------ INFORMATION GIVEN

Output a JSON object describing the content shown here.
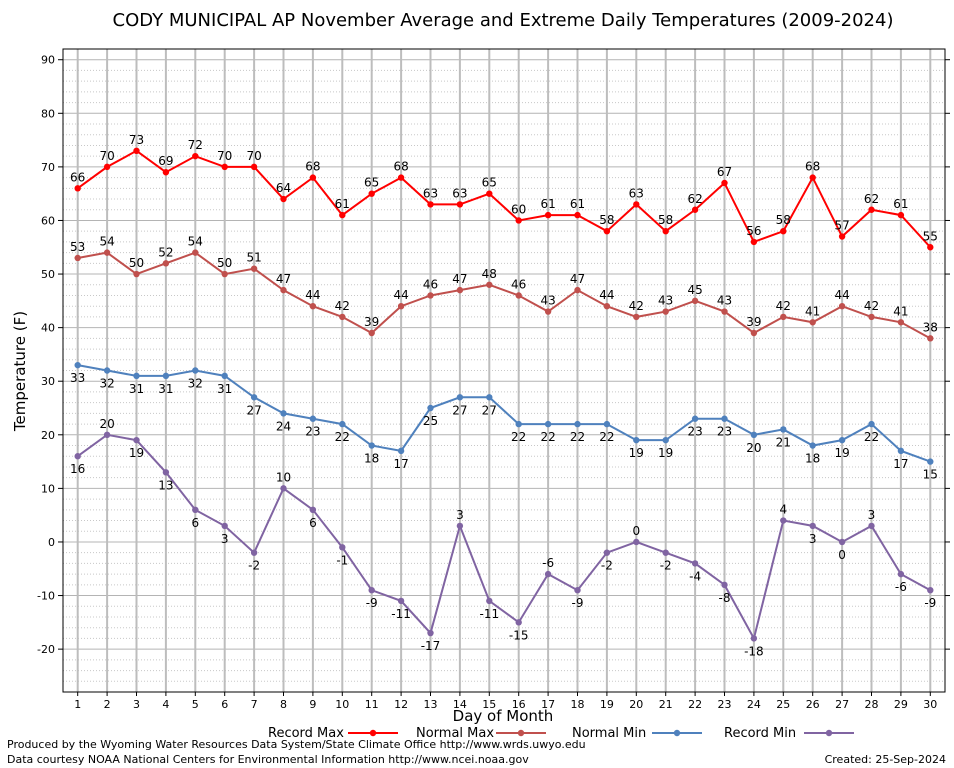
{
  "chart_data": {
    "type": "line",
    "title": "CODY MUNICIPAL AP November Average and Extreme Daily Temperatures (2009-2024)",
    "xlabel": "Day of Month",
    "ylabel": "Temperature (F)",
    "ylim": [
      -28,
      92
    ],
    "yticks": [
      -20,
      -10,
      0,
      10,
      20,
      30,
      40,
      50,
      60,
      70,
      80,
      90
    ],
    "xlim": [
      0.5,
      30.5
    ],
    "x": [
      1,
      2,
      3,
      4,
      5,
      6,
      7,
      8,
      9,
      10,
      11,
      12,
      13,
      14,
      15,
      16,
      17,
      18,
      19,
      20,
      21,
      22,
      23,
      24,
      25,
      26,
      27,
      28,
      29,
      30
    ],
    "grid": true,
    "legend": "bottom",
    "series": [
      {
        "name": "Record Max",
        "color": "#ff0000",
        "values": [
          66,
          70,
          73,
          69,
          72,
          70,
          70,
          64,
          68,
          61,
          65,
          68,
          63,
          63,
          65,
          60,
          61,
          61,
          58,
          63,
          58,
          62,
          67,
          56,
          58,
          68,
          57,
          62,
          61,
          55
        ]
      },
      {
        "name": "Normal Max",
        "color": "#c0504d",
        "values": [
          53,
          54,
          50,
          52,
          54,
          50,
          51,
          47,
          44,
          42,
          39,
          44,
          46,
          47,
          48,
          46,
          43,
          47,
          44,
          42,
          43,
          45,
          43,
          39,
          42,
          41,
          44,
          42,
          41,
          38
        ]
      },
      {
        "name": "Normal Min",
        "color": "#4f81bd",
        "values": [
          33,
          32,
          31,
          31,
          32,
          31,
          27,
          24,
          23,
          22,
          18,
          17,
          25,
          27,
          27,
          22,
          22,
          22,
          22,
          19,
          19,
          23,
          23,
          20,
          21,
          18,
          19,
          22,
          17,
          15
        ]
      },
      {
        "name": "Record Min",
        "color": "#8064a2",
        "values": [
          16,
          20,
          19,
          13,
          6,
          3,
          -2,
          10,
          6,
          -1,
          -9,
          -11,
          -17,
          3,
          -11,
          -15,
          -6,
          -9,
          -2,
          0,
          -2,
          -4,
          -8,
          -18,
          4,
          3,
          0,
          3,
          -6,
          -9
        ]
      }
    ]
  },
  "footer": {
    "produced_by": "Produced by the Wyoming Water Resources Data System/State Climate Office http://www.wrds.uwyo.edu",
    "data_courtesy": "Data courtesy NOAA National Centers for Environmental Information http://www.ncei.noaa.gov",
    "created": "Created:  25-Sep-2024"
  }
}
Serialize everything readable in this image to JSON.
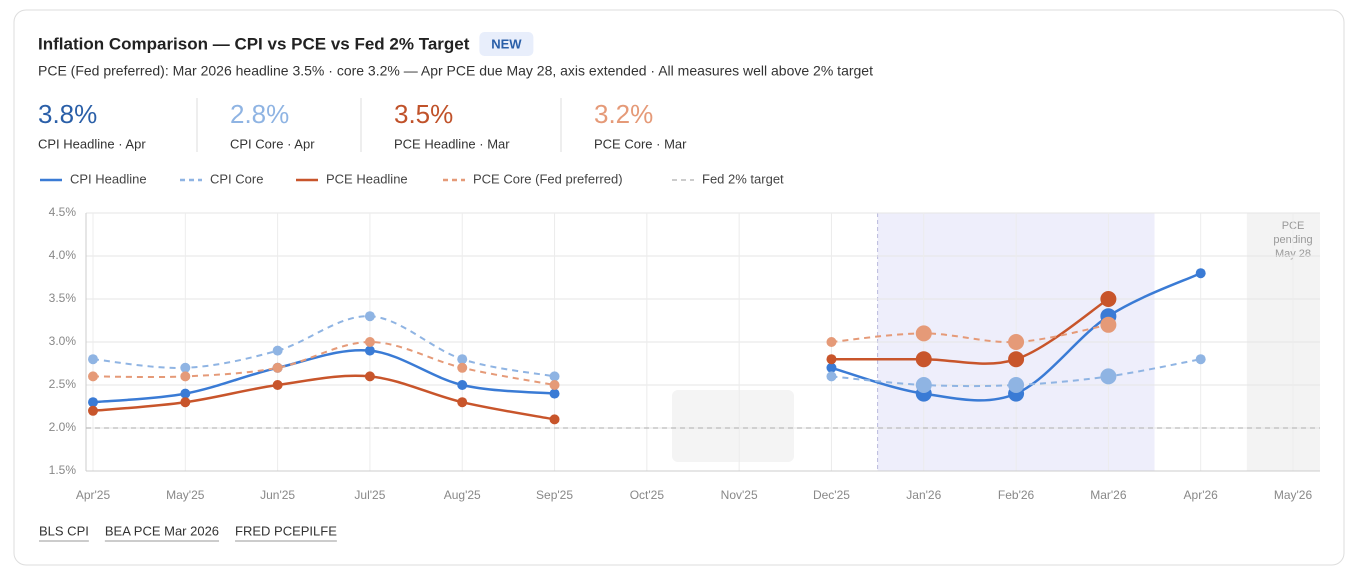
{
  "header": {
    "title": "Inflation Comparison — CPI vs PCE vs Fed 2% Target",
    "badge": "NEW",
    "subtitle": "PCE (Fed preferred): Mar 2026 headline 3.5% · core 3.2% — Apr PCE due May 28, axis extended · All measures well above 2% target"
  },
  "kpis": [
    {
      "value": "3.8%",
      "label": "CPI Headline · Apr",
      "color": "#2a5fa8"
    },
    {
      "value": "2.8%",
      "label": "CPI Core · Apr",
      "color": "#8fb4e3"
    },
    {
      "value": "3.5%",
      "label": "PCE Headline · Mar",
      "color": "#c0522a"
    },
    {
      "value": "3.2%",
      "label": "PCE Core · Mar",
      "color": "#e59a78"
    }
  ],
  "chart_data": {
    "type": "line",
    "categories": [
      "Apr'25",
      "May'25",
      "Jun'25",
      "Jul'25",
      "Aug'25",
      "Sep'25",
      "Oct'25",
      "Nov'25",
      "Dec'25",
      "Jan'26",
      "Feb'26",
      "Mar'26",
      "Apr'26",
      "May'26"
    ],
    "series": [
      {
        "name": "CPI Headline",
        "color": "#3a7bd5",
        "dashed": false,
        "values": [
          2.3,
          2.4,
          2.7,
          2.9,
          2.5,
          2.4,
          null,
          null,
          2.7,
          2.4,
          2.4,
          3.3,
          3.8,
          null
        ]
      },
      {
        "name": "CPI Core",
        "color": "#8fb4e3",
        "dashed": true,
        "values": [
          2.8,
          2.7,
          2.9,
          3.3,
          2.8,
          2.6,
          null,
          null,
          2.6,
          2.5,
          2.5,
          2.6,
          2.8,
          null
        ]
      },
      {
        "name": "PCE Headline",
        "color": "#c8552b",
        "dashed": false,
        "values": [
          2.2,
          2.3,
          2.5,
          2.6,
          2.3,
          2.1,
          null,
          null,
          2.8,
          2.8,
          2.8,
          3.5,
          null,
          null
        ]
      },
      {
        "name": "PCE Core (Fed preferred)",
        "color": "#e59a78",
        "dashed": true,
        "values": [
          2.6,
          2.6,
          2.7,
          3.0,
          2.7,
          2.5,
          null,
          null,
          3.0,
          3.1,
          3.0,
          3.2,
          null,
          null
        ]
      }
    ],
    "reference_line": {
      "name": "Fed 2% target",
      "value": 2,
      "color": "#bbbbbb"
    },
    "annotation": [
      "PCE",
      "pending",
      "May 28"
    ],
    "ylim": [
      1.5,
      4.5
    ],
    "yticks": [
      {
        "value": 1.5,
        "label": "1.5%"
      },
      {
        "value": 2,
        "label": "2.0%"
      },
      {
        "value": 2.5,
        "label": "2.5%"
      },
      {
        "value": 3,
        "label": "3.0%"
      },
      {
        "value": 3.5,
        "label": "3.5%"
      },
      {
        "value": 4,
        "label": "4.0%"
      },
      {
        "value": 4.5,
        "label": "4.5%"
      }
    ],
    "grid": true,
    "legend": "top"
  },
  "sources": [
    "BLS CPI",
    "BEA PCE Mar 2026",
    "FRED PCEPILFE"
  ]
}
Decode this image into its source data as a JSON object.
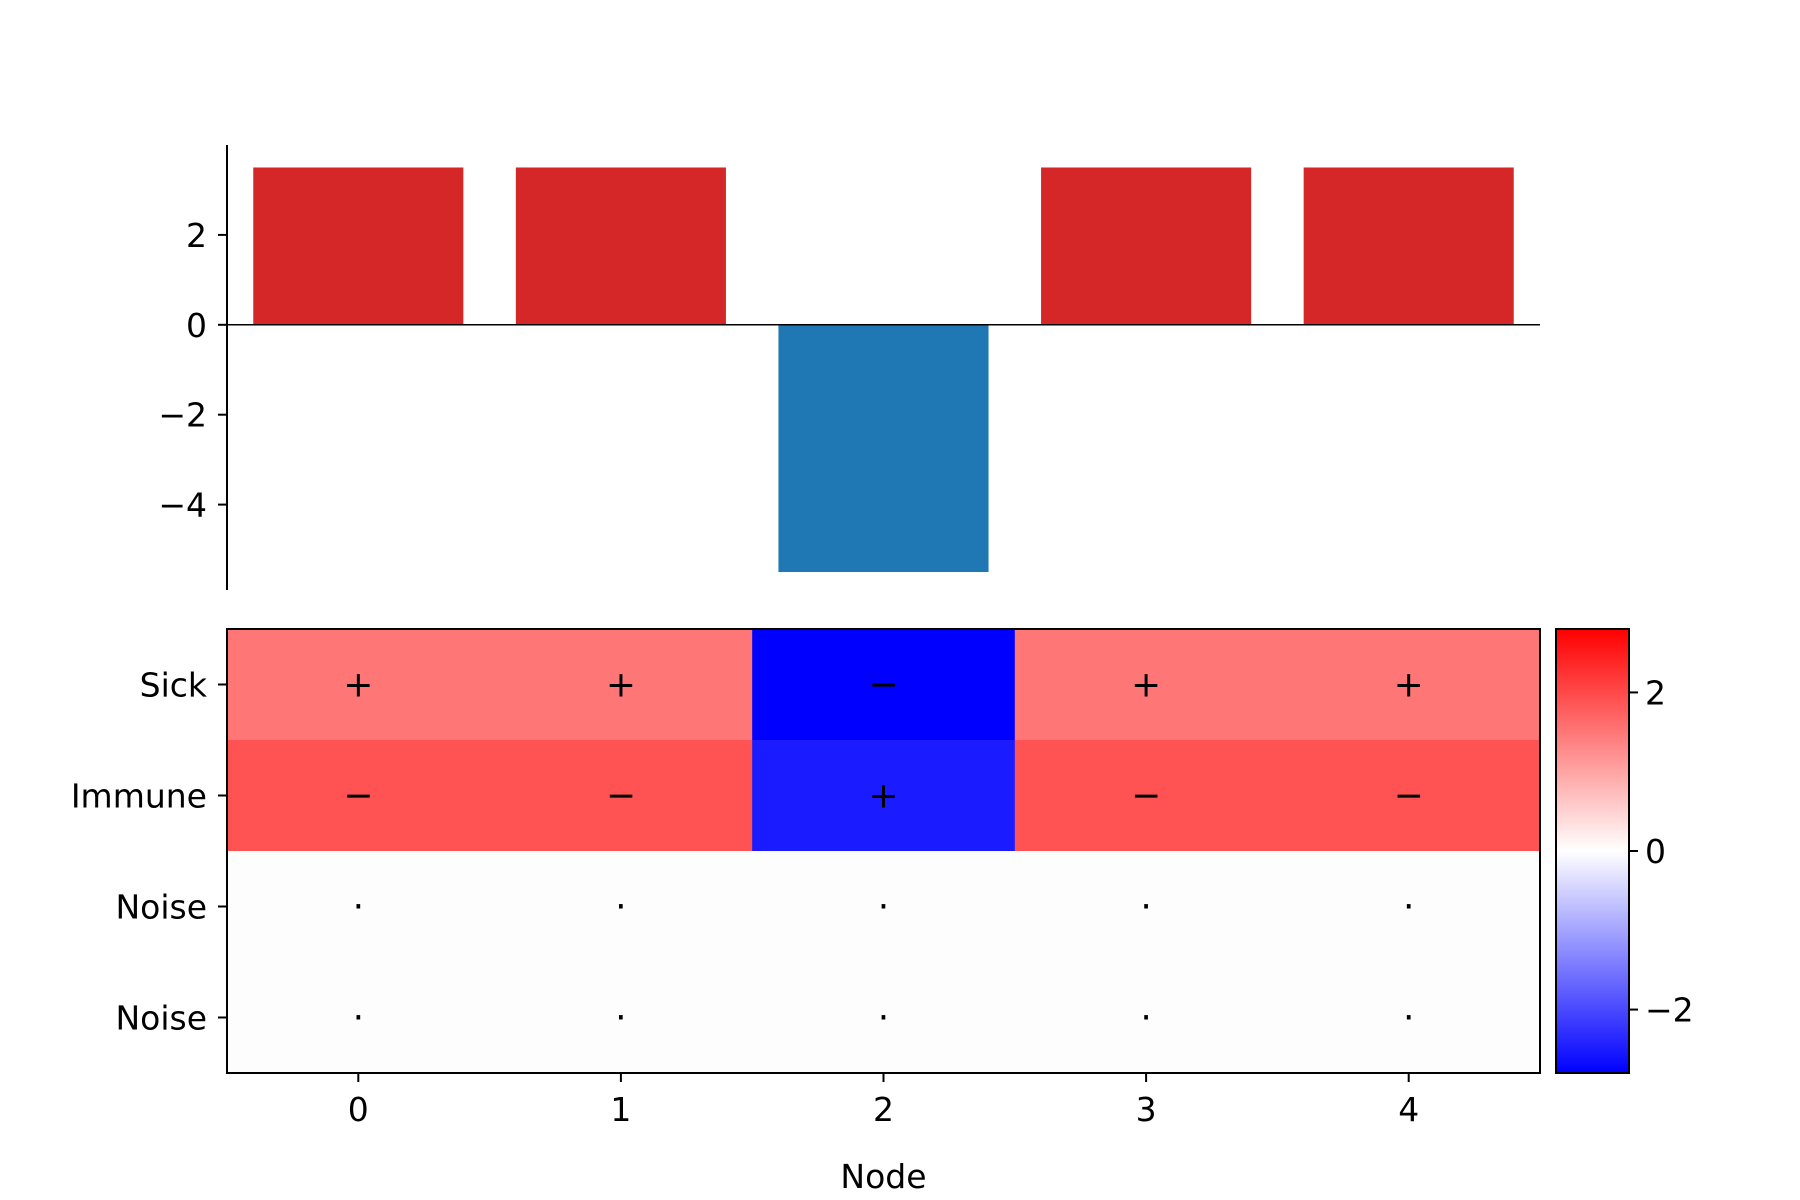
{
  "chart_data": [
    {
      "type": "bar",
      "categories": [
        "0",
        "1",
        "2",
        "3",
        "4"
      ],
      "values": [
        3.5,
        3.5,
        -5.5,
        3.5,
        3.5
      ],
      "bar_colors": [
        "#d62728",
        "#d62728",
        "#1f77b4",
        "#d62728",
        "#d62728"
      ],
      "ylim": [
        -5.9,
        4.0
      ],
      "yticks": [
        2,
        0,
        -2,
        -4
      ],
      "ytick_labels": [
        "2",
        "0",
        "−2",
        "−4"
      ],
      "xticks_visible": false,
      "spines": [
        "left"
      ],
      "zero_line": true
    },
    {
      "type": "heatmap",
      "columns": [
        "0",
        "1",
        "2",
        "3",
        "4"
      ],
      "rows": [
        "Sick",
        "Immune",
        "Noise",
        "Noise"
      ],
      "xlabel": "Node",
      "values": [
        [
          1.5,
          1.5,
          -2.8,
          1.5,
          1.5
        ],
        [
          1.9,
          1.9,
          -2.5,
          1.9,
          1.9
        ],
        [
          0.0,
          0.0,
          0.0,
          0.0,
          0.0
        ],
        [
          0.0,
          0.0,
          0.0,
          0.0,
          0.0
        ]
      ],
      "signs": [
        [
          "+",
          "+",
          "−",
          "+",
          "+"
        ],
        [
          "−",
          "−",
          "+",
          "−",
          "−"
        ],
        [
          "·",
          "·",
          "·",
          "·",
          "·"
        ],
        [
          "·",
          "·",
          "·",
          "·",
          "·"
        ]
      ],
      "colormap": "bwr",
      "vrange": [
        -2.8,
        2.8
      ],
      "colorbar_ticks": [
        2,
        0,
        -2
      ],
      "colorbar_tick_labels": [
        "2",
        "0",
        "−2"
      ]
    }
  ]
}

------------

■ THE TASK:
Print the complete listing exactly as it stands, without its pictures.

■ TASK ANSWER:
Output a JSON object describing the content shown here.
{
  "chart_data": {
    "type": "line",
    "title": "CODY MUNICIPAL AP November Average and Extreme Daily Temperatures (2009-2024)",
    "xlabel": "Day of Month",
    "ylabel": "Temperature (F)",
    "ylim": [
      -28,
      92
    ],
    "yticks": [
      -20,
      -10,
      0,
      10,
      20,
      30,
      40,
      50,
      60,
      70,
      80,
      90
    ],
    "xlim": [
      0.5,
      30.5
    ],
    "x": [
      1,
      2,
      3,
      4,
      5,
      6,
      7,
      8,
      9,
      10,
      11,
      12,
      13,
      14,
      15,
      16,
      17,
      18,
      19,
      20,
      21,
      22,
      23,
      24,
      25,
      26,
      27,
      28,
      29,
      30
    ],
    "grid": true,
    "legend": "bottom",
    "series": [
      {
        "name": "Record Max",
        "color": "#ff0000",
        "values": [
          66,
          70,
          73,
          69,
          72,
          70,
          70,
          64,
          68,
          61,
          65,
          68,
          63,
          63,
          65,
          60,
          61,
          61,
          58,
          63,
          58,
          62,
          67,
          56,
          58,
          68,
          57,
          62,
          61,
          55
        ]
      },
      {
        "name": "Normal Max",
        "color": "#c0504d",
        "values": [
          53,
          54,
          50,
          52,
          54,
          50,
          51,
          47,
          44,
          42,
          39,
          44,
          46,
          47,
          48,
          46,
          43,
          47,
          44,
          42,
          43,
          45,
          43,
          39,
          42,
          41,
          44,
          42,
          41,
          38
        ]
      },
      {
        "name": "Normal Min",
        "color": "#4f81bd",
        "values": [
          33,
          32,
          31,
          31,
          32,
          31,
          27,
          24,
          23,
          22,
          18,
          17,
          25,
          27,
          27,
          22,
          22,
          22,
          22,
          19,
          19,
          23,
          23,
          20,
          21,
          18,
          19,
          22,
          17,
          15
        ]
      },
      {
        "name": "Record Min",
        "color": "#8064a2",
        "values": [
          16,
          20,
          19,
          13,
          6,
          3,
          -2,
          10,
          6,
          -1,
          -9,
          -11,
          -17,
          3,
          -11,
          -15,
          -6,
          -9,
          -2,
          0,
          -2,
          -4,
          -8,
          -18,
          4,
          3,
          0,
          3,
          -6,
          -9
        ]
      }
    ]
  },
  "footer": {
    "produced_by": "Produced by the Wyoming Water Resources Data System/State Climate Office http://www.wrds.uwyo.edu",
    "data_courtesy": "Data courtesy NOAA National Centers for Environmental Information http://www.ncei.noaa.gov",
    "created": "Created:  25-Sep-2024"
  }
}
Serialize everything readable in this image to JSON.
{
  "header": {
    "title": "Inflation Comparison — CPI vs PCE vs Fed 2% Target",
    "badge": "NEW",
    "subtitle": "PCE (Fed preferred): Mar 2026 headline 3.5% · core 3.2% — Apr PCE due May 28, axis extended · All measures well above 2% target"
  },
  "kpis": [
    {
      "value": "3.8%",
      "label": "CPI Headline · Apr",
      "color": "#2a5fa8"
    },
    {
      "value": "2.8%",
      "label": "CPI Core · Apr",
      "color": "#8fb4e3"
    },
    {
      "value": "3.5%",
      "label": "PCE Headline · Mar",
      "color": "#c0522a"
    },
    {
      "value": "3.2%",
      "label": "PCE Core · Mar",
      "color": "#e59a78"
    }
  ],
  "chart_data": {
    "type": "line",
    "categories": [
      "Apr'25",
      "May'25",
      "Jun'25",
      "Jul'25",
      "Aug'25",
      "Sep'25",
      "Oct'25",
      "Nov'25",
      "Dec'25",
      "Jan'26",
      "Feb'26",
      "Mar'26",
      "Apr'26",
      "May'26"
    ],
    "series": [
      {
        "name": "CPI Headline",
        "color": "#3a7bd5",
        "dashed": false,
        "values": [
          2.3,
          2.4,
          2.7,
          2.9,
          2.5,
          2.4,
          null,
          null,
          2.7,
          2.4,
          2.4,
          3.3,
          3.8,
          null
        ]
      },
      {
        "name": "CPI Core",
        "color": "#8fb4e3",
        "dashed": true,
        "values": [
          2.8,
          2.7,
          2.9,
          3.3,
          2.8,
          2.6,
          null,
          null,
          2.6,
          2.5,
          2.5,
          2.6,
          2.8,
          null
        ]
      },
      {
        "name": "PCE Headline",
        "color": "#c8552b",
        "dashed": false,
        "values": [
          2.2,
          2.3,
          2.5,
          2.6,
          2.3,
          2.1,
          null,
          null,
          2.8,
          2.8,
          2.8,
          3.5,
          null,
          null
        ]
      },
      {
        "name": "PCE Core (Fed preferred)",
        "color": "#e59a78",
        "dashed": true,
        "values": [
          2.6,
          2.6,
          2.7,
          3.0,
          2.7,
          2.5,
          null,
          null,
          3.0,
          3.1,
          3.0,
          3.2,
          null,
          null
        ]
      }
    ],
    "reference_line": {
      "name": "Fed 2% target",
      "value": 2,
      "color": "#bbbbbb"
    },
    "annotation": [
      "PCE",
      "pending",
      "May 28"
    ],
    "ylim": [
      1.5,
      4.5
    ],
    "yticks": [
      {
        "value": 1.5,
        "label": "1.5%"
      },
      {
        "value": 2,
        "label": "2.0%"
      },
      {
        "value": 2.5,
        "label": "2.5%"
      },
      {
        "value": 3,
        "label": "3.0%"
      },
      {
        "value": 3.5,
        "label": "3.5%"
      },
      {
        "value": 4,
        "label": "4.0%"
      },
      {
        "value": 4.5,
        "label": "4.5%"
      }
    ],
    "grid": true,
    "legend": "top"
  },
  "sources": [
    "BLS CPI",
    "BEA PCE Mar 2026",
    "FRED PCEPILFE"
  ]
}
Decode this image into its source data as a JSON object.
{
  "chart_data": [
    {
      "type": "bar",
      "categories": [
        "0",
        "1",
        "2",
        "3",
        "4"
      ],
      "values": [
        3.5,
        3.5,
        -5.5,
        3.5,
        3.5
      ],
      "bar_colors": [
        "#d62728",
        "#d62728",
        "#1f77b4",
        "#d62728",
        "#d62728"
      ],
      "ylim": [
        -5.9,
        4.0
      ],
      "yticks": [
        2,
        0,
        -2,
        -4
      ],
      "ytick_labels": [
        "2",
        "0",
        "−2",
        "−4"
      ],
      "xticks_visible": false,
      "spines": [
        "left"
      ],
      "zero_line": true
    },
    {
      "type": "heatmap",
      "columns": [
        "0",
        "1",
        "2",
        "3",
        "4"
      ],
      "rows": [
        "Sick",
        "Immune",
        "Noise",
        "Noise"
      ],
      "xlabel": "Node",
      "values": [
        [
          1.5,
          1.5,
          -2.8,
          1.5,
          1.5
        ],
        [
          1.9,
          1.9,
          -2.5,
          1.9,
          1.9
        ],
        [
          0.0,
          0.0,
          0.0,
          0.0,
          0.0
        ],
        [
          0.0,
          0.0,
          0.0,
          0.0,
          0.0
        ]
      ],
      "signs": [
        [
          "+",
          "+",
          "−",
          "+",
          "+"
        ],
        [
          "−",
          "−",
          "+",
          "−",
          "−"
        ],
        [
          "·",
          "·",
          "·",
          "·",
          "·"
        ],
        [
          "·",
          "·",
          "·",
          "·",
          "·"
        ]
      ],
      "colormap": "bwr",
      "vrange": [
        -2.8,
        2.8
      ],
      "colorbar_ticks": [
        2,
        0,
        -2
      ],
      "colorbar_tick_labels": [
        "2",
        "0",
        "−2"
      ]
    }
  ]
}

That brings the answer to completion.